# [Task to complete]
Reproduce every line in the listing that contains the word "modelu".
[BEGIN Record extracts]
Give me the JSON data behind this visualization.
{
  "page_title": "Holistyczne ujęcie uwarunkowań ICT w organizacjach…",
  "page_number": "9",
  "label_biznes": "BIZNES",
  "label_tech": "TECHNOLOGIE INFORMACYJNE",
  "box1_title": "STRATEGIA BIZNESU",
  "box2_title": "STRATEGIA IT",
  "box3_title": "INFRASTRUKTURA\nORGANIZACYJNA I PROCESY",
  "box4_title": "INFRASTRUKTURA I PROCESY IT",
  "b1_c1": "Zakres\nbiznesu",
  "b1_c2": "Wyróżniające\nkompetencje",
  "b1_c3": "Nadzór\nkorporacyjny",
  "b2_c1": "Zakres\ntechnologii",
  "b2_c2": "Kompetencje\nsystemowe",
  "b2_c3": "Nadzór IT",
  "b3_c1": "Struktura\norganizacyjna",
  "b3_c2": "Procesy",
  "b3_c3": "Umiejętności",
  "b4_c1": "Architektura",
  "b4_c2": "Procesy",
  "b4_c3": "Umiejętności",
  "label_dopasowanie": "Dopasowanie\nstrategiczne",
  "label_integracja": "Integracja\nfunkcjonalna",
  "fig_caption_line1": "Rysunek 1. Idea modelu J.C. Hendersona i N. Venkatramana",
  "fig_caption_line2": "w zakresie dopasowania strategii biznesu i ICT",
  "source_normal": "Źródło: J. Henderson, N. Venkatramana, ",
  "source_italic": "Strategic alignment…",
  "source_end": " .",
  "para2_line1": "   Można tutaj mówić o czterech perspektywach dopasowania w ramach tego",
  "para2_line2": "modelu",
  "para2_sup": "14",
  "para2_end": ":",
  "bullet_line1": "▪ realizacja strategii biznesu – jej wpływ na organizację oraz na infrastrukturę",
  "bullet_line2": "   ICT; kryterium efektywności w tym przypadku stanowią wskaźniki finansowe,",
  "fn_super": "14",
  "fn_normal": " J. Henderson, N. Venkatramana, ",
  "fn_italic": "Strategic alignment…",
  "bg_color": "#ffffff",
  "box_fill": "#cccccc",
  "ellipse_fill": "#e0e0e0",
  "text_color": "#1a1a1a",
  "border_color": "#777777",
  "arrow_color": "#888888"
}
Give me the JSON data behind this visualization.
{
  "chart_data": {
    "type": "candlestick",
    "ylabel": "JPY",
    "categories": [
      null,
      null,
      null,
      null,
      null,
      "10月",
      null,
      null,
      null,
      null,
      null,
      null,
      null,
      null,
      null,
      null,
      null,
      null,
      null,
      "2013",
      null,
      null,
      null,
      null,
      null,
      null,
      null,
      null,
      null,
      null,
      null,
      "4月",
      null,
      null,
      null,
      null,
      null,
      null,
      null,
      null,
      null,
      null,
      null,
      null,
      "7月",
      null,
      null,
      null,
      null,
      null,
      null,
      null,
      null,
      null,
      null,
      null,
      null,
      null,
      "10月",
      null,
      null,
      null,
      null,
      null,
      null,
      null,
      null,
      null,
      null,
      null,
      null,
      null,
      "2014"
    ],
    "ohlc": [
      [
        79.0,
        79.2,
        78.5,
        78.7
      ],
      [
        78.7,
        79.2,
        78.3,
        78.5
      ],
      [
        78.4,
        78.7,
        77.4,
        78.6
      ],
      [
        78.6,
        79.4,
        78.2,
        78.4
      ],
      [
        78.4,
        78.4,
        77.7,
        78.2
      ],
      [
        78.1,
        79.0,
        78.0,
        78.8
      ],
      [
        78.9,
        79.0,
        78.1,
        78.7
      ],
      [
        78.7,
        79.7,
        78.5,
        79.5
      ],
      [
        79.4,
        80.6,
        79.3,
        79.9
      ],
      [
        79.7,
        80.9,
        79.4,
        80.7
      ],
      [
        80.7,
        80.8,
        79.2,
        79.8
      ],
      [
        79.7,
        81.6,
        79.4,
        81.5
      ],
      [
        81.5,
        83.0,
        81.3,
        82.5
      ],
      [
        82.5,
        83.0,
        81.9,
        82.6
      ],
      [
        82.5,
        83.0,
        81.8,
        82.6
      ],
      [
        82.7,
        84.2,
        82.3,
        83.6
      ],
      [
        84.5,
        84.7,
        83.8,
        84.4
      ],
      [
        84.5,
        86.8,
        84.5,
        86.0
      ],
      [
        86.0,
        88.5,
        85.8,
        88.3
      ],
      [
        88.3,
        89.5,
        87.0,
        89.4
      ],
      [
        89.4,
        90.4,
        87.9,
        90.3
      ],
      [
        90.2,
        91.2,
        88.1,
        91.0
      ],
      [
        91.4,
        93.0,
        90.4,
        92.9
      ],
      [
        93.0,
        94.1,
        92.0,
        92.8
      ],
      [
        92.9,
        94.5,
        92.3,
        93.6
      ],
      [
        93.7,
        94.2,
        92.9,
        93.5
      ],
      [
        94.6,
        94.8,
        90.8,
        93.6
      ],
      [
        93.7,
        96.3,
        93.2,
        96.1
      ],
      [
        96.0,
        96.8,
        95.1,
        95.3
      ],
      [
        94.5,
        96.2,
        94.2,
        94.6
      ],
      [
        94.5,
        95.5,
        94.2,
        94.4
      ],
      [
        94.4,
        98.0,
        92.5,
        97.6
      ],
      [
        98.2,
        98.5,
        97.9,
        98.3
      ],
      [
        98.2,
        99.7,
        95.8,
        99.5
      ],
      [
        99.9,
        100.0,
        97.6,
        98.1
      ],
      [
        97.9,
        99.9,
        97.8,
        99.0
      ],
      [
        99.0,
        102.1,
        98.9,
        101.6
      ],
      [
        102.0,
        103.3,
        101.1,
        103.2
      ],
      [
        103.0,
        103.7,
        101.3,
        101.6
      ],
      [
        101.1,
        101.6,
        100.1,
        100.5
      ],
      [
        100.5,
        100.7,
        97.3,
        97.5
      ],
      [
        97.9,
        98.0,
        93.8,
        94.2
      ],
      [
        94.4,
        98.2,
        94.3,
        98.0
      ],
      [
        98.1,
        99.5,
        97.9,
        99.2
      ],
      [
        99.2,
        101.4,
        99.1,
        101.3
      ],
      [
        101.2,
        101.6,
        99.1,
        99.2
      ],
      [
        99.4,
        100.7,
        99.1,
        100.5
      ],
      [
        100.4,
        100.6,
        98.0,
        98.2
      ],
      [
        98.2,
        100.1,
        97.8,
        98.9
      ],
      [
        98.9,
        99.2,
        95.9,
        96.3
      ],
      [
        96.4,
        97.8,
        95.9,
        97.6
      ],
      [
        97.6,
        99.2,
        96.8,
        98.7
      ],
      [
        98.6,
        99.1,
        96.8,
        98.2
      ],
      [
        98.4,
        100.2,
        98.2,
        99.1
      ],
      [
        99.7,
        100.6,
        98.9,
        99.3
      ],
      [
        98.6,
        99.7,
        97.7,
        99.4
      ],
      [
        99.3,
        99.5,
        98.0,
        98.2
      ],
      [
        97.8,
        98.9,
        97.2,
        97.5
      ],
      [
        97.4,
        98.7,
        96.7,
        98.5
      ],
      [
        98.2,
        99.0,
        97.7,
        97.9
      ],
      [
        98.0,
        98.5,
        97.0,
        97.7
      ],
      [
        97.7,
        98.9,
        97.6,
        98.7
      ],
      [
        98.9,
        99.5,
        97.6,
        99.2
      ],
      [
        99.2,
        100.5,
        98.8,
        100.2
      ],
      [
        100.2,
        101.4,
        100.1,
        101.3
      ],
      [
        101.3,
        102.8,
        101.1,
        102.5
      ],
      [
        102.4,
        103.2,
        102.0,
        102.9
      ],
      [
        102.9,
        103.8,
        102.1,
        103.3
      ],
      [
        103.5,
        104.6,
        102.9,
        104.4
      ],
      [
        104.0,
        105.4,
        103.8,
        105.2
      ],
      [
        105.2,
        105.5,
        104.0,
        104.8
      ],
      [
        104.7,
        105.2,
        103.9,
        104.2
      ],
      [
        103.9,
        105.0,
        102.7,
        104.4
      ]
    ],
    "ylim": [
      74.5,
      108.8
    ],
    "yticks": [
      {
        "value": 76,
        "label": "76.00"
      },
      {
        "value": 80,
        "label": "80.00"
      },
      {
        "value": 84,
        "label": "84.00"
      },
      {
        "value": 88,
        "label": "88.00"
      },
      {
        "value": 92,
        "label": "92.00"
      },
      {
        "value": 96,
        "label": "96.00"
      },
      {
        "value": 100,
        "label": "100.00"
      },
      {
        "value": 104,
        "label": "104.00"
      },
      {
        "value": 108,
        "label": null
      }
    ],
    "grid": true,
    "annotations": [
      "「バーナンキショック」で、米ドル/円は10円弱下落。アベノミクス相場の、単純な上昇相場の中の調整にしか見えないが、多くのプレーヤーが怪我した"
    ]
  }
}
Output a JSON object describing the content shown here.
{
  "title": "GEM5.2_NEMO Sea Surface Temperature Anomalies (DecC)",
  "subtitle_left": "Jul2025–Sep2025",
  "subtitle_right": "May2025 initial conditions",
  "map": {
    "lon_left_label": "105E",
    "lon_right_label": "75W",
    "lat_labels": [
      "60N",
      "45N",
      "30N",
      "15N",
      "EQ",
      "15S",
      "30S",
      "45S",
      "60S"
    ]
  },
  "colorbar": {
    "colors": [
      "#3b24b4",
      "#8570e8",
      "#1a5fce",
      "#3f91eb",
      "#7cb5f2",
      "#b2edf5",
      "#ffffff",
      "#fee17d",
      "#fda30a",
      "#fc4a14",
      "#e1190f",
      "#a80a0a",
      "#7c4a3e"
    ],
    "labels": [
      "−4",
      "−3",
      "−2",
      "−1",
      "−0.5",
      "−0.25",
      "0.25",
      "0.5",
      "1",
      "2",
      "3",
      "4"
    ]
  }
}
[END Record extracts]
# [Complete response]
  "fig_caption_line1": "Rysunek 1. Idea modelu J.C. Hendersona i N. Venkatramana",
  "para2_line2": "modelu",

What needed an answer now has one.